-- START DATA SUPPLIED --

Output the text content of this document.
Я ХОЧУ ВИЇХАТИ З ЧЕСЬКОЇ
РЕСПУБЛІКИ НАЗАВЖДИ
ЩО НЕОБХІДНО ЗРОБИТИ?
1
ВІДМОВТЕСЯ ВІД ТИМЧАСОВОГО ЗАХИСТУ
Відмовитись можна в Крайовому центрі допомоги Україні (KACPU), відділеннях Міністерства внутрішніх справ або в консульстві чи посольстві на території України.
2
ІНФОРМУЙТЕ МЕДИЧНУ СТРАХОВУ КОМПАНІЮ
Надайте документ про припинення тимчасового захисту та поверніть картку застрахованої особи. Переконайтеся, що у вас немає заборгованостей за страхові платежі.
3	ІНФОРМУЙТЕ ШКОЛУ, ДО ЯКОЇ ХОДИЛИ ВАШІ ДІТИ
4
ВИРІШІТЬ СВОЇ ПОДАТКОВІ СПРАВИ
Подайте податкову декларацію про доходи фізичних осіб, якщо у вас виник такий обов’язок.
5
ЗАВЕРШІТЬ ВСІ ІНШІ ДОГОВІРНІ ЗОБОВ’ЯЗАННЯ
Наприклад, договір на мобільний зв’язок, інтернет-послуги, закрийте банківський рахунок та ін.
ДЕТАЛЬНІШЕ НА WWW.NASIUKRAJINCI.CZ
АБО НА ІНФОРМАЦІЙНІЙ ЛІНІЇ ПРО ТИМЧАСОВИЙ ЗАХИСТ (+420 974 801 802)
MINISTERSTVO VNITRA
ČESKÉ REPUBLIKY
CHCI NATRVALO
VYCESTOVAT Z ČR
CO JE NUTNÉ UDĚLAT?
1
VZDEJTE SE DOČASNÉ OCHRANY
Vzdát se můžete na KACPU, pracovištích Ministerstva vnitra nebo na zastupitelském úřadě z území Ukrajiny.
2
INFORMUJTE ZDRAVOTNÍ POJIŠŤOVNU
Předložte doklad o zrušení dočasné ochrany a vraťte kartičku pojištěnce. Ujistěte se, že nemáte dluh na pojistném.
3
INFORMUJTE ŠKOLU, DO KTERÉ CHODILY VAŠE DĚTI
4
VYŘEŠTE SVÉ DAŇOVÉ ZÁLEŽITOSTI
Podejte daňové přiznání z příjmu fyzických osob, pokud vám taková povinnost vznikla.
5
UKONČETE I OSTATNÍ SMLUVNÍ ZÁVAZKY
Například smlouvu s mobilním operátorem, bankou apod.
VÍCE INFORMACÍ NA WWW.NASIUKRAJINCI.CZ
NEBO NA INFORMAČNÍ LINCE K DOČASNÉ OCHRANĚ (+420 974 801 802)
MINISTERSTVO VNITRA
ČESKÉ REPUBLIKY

-- END DATA SUPPLIED --

EXERCISE DIRECTIONS: From the records above, extract every entry verbatim.

THE RESPONSE:
Output the text content of this document.
Я ХОЧУ ВИЇХАТИ З ЧЕСЬКОЇ
РЕСПУБЛІКИ НАЗАВЖДИ
ЩО НЕОБХІДНО ЗРОБИТИ?
1
ВІДМОВТЕСЯ ВІД ТИМЧАСОВОГО ЗАХИСТУ
Відмовитись можна в Крайовому центрі допомоги Україні (KACPU), відділеннях Міністерства внутрішніх справ або в консульстві чи посольстві на території України.
2
ІНФОРМУЙТЕ МЕДИЧНУ СТРАХОВУ КОМПАНІЮ
Надайте документ про припинення тимчасового захисту та поверніть картку застрахованої особи. Переконайтеся, що у вас немає заборгованостей за страхові платежі.
3	ІНФОРМУЙТЕ ШКОЛУ, ДО ЯКОЇ ХОДИЛИ ВАШІ ДІТИ
4
ВИРІШІТЬ СВОЇ ПОДАТКОВІ СПРАВИ
Подайте податкову декларацію про доходи фізичних осіб, якщо у вас виник такий обов’язок.
5
ЗАВЕРШІТЬ ВСІ ІНШІ ДОГОВІРНІ ЗОБОВ’ЯЗАННЯ
Наприклад, договір на мобільний зв’язок, інтернет-послуги, закрийте банківський рахунок та ін.
ДЕТАЛЬНІШЕ НА WWW.NASIUKRAJINCI.CZ
АБО НА ІНФОРМАЦІЙНІЙ ЛІНІЇ ПРО ТИМЧАСОВИЙ ЗАХИСТ (+420 974 801 802)
MINISTERSTVO VNITRA
ČESKÉ REPUBLIKY
CHCI NATRVALO
VYCESTOVAT Z ČR
CO JE NUTNÉ UDĚLAT?
1
VZDEJTE SE DOČASNÉ OCHRANY
Vzdát se můžete na KACPU, pracovištích Ministerstva vnitra nebo na zastupitelském úřadě z území Ukrajiny.
2
INFORMUJTE ZDRAVOTNÍ POJIŠŤOVNU
Předložte doklad o zrušení dočasné ochrany a vraťte kartičku pojištěnce. Ujistěte se, že nemáte dluh na pojistném.
3
INFORMUJTE ŠKOLU, DO KTERÉ CHODILY VAŠE DĚTI
4
VYŘEŠTE SVÉ DAŇOVÉ ZÁLEŽITOSTI
Podejte daňové přiznání z příjmu fyzických osob, pokud vám taková povinnost vznikla.
5
UKONČETE I OSTATNÍ SMLUVNÍ ZÁVAZKY
Například smlouvu s mobilním operátorem, bankou apod.
VÍCE INFORMACÍ NA WWW.NASIUKRAJINCI.CZ
NEBO NA INFORMAČNÍ LINCE K DOČASNÉ OCHRANĚ (+420 974 801 802)
MINISTERSTVO VNITRA
ČESKÉ REPUBLIKY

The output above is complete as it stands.